* SHORT EXERCISE *
Wherever the string "Flow" appears in a line, extract that line.

--- BEGIN TASK DATA ---

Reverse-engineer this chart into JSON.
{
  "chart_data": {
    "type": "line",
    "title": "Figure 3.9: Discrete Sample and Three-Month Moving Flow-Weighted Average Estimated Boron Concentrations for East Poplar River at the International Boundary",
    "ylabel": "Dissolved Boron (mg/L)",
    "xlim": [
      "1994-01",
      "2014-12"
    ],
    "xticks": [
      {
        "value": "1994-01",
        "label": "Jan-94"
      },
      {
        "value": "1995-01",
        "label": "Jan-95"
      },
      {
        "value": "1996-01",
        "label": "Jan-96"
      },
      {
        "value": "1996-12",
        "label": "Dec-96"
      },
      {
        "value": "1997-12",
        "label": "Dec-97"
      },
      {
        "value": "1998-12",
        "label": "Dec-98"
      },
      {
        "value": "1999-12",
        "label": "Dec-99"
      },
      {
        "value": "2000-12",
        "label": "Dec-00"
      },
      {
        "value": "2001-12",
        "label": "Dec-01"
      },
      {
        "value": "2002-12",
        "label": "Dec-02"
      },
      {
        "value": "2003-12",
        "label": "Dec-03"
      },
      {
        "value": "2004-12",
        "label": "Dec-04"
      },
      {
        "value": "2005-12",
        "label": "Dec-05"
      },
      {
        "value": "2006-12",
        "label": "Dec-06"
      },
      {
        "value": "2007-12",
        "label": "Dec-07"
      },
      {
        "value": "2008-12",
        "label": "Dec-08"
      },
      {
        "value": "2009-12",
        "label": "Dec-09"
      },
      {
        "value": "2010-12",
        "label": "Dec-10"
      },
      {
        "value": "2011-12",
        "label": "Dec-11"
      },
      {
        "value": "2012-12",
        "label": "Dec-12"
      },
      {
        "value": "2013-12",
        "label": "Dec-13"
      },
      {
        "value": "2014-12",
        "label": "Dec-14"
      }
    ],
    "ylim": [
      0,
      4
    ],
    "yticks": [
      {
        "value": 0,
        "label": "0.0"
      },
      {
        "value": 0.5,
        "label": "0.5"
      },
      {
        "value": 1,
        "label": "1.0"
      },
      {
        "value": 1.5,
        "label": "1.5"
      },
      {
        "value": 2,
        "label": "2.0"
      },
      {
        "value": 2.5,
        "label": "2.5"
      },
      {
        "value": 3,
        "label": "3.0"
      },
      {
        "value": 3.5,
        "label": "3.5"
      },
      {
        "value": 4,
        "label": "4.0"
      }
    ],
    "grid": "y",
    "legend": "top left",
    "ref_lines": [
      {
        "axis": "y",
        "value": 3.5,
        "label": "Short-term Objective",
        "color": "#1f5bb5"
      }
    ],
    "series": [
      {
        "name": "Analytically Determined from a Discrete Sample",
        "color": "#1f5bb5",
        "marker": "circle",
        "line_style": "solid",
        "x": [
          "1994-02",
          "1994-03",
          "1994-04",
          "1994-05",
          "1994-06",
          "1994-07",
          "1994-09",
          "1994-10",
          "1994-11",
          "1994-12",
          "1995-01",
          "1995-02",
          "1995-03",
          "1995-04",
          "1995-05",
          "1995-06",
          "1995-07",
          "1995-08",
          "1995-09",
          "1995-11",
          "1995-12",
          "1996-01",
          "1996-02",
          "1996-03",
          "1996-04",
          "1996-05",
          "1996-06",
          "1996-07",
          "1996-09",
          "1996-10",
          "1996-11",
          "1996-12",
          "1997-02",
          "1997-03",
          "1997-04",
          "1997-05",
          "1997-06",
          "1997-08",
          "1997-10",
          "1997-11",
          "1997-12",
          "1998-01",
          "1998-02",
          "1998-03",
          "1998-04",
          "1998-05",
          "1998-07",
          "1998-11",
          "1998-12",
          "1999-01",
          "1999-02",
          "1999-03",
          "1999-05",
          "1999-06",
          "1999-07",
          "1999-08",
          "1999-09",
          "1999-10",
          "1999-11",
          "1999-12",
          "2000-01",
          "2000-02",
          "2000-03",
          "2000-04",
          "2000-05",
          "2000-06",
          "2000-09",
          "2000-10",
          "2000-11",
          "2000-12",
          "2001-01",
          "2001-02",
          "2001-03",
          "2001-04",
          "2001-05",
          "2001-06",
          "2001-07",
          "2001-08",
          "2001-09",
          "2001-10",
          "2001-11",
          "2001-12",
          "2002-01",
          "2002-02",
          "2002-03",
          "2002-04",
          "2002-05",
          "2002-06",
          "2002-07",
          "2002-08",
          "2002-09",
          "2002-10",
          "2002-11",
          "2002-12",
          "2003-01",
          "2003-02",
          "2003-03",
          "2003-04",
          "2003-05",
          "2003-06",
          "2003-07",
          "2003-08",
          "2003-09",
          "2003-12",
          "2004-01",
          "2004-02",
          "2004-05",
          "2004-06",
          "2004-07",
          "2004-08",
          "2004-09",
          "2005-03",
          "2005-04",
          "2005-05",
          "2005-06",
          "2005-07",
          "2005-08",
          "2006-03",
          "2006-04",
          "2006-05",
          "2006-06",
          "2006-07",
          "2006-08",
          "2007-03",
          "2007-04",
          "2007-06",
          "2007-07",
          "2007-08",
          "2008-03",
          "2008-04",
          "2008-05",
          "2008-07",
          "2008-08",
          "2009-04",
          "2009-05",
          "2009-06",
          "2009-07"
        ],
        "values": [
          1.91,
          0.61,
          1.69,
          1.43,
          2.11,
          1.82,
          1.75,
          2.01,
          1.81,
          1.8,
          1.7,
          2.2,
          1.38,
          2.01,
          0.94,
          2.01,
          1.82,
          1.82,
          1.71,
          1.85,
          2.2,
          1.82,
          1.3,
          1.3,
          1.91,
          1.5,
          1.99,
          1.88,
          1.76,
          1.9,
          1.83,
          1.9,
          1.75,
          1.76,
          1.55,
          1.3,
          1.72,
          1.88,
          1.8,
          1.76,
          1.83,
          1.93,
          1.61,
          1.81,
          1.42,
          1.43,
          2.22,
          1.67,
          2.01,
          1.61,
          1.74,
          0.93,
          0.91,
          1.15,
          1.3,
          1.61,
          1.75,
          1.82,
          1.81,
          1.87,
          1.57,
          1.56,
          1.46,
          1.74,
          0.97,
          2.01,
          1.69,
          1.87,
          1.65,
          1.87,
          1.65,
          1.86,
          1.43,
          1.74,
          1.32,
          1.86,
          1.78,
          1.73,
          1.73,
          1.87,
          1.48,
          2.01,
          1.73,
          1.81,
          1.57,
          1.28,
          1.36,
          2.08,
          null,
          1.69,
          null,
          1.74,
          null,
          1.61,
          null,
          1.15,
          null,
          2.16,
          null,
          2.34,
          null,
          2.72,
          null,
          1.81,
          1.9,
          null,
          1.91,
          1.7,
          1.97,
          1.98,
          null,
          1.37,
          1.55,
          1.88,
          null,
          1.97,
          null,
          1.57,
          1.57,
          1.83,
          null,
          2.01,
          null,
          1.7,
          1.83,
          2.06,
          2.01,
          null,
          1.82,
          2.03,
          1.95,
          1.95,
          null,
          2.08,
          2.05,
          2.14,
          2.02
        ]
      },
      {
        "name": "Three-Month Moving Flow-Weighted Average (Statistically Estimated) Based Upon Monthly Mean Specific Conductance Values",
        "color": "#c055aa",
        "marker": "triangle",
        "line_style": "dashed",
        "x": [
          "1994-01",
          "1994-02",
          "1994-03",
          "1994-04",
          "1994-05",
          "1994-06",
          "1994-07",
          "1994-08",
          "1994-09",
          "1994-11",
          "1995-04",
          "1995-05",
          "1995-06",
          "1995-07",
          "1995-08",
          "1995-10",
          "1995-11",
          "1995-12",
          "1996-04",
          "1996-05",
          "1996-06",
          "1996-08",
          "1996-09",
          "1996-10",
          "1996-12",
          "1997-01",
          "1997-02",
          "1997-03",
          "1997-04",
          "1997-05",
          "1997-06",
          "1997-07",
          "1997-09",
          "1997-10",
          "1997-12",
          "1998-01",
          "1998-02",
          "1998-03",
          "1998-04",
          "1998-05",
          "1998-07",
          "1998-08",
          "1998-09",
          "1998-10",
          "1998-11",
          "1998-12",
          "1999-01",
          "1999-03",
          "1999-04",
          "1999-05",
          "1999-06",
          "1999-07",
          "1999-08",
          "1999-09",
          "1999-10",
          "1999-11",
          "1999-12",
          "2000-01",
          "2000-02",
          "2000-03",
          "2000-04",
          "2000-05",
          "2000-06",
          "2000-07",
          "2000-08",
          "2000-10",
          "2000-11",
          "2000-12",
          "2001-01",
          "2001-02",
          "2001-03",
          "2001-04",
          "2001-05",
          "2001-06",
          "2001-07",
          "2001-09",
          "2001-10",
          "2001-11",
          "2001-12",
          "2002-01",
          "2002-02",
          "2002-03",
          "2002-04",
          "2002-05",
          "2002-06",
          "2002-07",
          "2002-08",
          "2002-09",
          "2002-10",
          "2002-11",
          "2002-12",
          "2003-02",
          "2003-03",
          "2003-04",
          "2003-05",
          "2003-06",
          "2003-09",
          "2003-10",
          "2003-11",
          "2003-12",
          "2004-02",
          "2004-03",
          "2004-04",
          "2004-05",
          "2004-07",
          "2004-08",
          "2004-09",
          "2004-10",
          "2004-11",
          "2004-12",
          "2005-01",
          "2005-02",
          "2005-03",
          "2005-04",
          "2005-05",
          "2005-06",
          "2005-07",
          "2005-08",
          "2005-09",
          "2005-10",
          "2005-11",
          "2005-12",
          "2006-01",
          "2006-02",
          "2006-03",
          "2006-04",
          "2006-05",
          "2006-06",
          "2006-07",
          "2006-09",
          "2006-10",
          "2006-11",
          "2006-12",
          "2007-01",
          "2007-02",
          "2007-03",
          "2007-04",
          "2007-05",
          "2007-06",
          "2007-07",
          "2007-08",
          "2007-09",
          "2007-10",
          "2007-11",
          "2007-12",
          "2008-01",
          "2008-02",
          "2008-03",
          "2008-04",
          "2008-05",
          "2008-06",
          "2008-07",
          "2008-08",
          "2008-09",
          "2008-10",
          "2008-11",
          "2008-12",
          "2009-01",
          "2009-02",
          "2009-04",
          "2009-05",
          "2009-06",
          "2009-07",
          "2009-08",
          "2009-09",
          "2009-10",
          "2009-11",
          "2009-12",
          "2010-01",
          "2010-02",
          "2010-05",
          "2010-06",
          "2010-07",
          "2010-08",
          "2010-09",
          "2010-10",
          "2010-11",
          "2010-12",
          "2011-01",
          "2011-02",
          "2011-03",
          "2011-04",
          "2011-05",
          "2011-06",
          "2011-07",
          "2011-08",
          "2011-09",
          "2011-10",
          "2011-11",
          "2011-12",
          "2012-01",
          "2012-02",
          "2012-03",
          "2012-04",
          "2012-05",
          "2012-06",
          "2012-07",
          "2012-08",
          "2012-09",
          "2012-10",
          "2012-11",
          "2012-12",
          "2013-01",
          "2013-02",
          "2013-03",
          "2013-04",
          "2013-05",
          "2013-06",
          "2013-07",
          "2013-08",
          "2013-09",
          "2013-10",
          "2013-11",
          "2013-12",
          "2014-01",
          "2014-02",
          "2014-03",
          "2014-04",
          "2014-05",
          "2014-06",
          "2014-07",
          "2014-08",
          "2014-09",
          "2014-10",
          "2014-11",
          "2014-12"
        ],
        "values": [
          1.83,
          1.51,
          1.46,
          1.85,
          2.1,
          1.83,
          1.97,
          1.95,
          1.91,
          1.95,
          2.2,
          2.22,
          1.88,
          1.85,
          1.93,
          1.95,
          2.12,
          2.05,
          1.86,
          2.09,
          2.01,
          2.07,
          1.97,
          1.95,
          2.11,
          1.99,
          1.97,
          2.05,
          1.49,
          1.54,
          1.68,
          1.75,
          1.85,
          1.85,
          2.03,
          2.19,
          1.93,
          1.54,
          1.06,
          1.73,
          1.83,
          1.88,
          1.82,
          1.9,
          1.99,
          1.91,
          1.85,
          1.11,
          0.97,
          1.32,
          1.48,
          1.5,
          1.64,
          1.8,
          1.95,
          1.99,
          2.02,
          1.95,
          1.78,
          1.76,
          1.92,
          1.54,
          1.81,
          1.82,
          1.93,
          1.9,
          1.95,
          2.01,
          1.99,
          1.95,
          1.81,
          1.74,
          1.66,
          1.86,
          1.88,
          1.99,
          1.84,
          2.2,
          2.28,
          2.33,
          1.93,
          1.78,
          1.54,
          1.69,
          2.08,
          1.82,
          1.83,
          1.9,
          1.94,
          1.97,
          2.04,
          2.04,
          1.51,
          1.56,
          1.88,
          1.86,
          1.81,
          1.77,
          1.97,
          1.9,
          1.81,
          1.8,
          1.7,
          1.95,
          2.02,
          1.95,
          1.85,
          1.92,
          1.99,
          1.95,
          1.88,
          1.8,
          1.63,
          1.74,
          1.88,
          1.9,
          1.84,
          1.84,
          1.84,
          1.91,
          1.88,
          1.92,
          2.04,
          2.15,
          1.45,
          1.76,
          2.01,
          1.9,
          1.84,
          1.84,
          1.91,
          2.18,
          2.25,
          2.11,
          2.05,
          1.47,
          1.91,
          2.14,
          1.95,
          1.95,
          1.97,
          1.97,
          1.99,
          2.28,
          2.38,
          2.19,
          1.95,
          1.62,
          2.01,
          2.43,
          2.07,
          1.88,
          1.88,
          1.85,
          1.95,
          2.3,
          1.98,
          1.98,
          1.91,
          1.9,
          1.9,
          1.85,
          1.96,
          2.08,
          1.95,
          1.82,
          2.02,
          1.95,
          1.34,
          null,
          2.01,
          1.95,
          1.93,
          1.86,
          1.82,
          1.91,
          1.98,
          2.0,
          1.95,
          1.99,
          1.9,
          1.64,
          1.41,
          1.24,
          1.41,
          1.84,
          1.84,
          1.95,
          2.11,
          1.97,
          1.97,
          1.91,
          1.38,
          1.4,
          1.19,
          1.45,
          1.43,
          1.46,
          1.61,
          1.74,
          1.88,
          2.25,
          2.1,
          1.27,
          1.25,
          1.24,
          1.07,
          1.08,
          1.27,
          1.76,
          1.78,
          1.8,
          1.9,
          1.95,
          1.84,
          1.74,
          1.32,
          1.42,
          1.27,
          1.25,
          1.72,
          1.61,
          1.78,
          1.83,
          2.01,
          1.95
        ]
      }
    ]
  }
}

--- END TASK DATA ---

* ANSWER IN FULL *
    "title": "Figure 3.9: Discrete Sample and Three-Month Moving Flow-Weighted Average Estimated Boron Concentrations for East Poplar River at the International Boundary",
        "name": "Three-Month Moving Flow-Weighted Average (Statistically Estimated) Based Upon Monthly Mean Specific Conductance Values",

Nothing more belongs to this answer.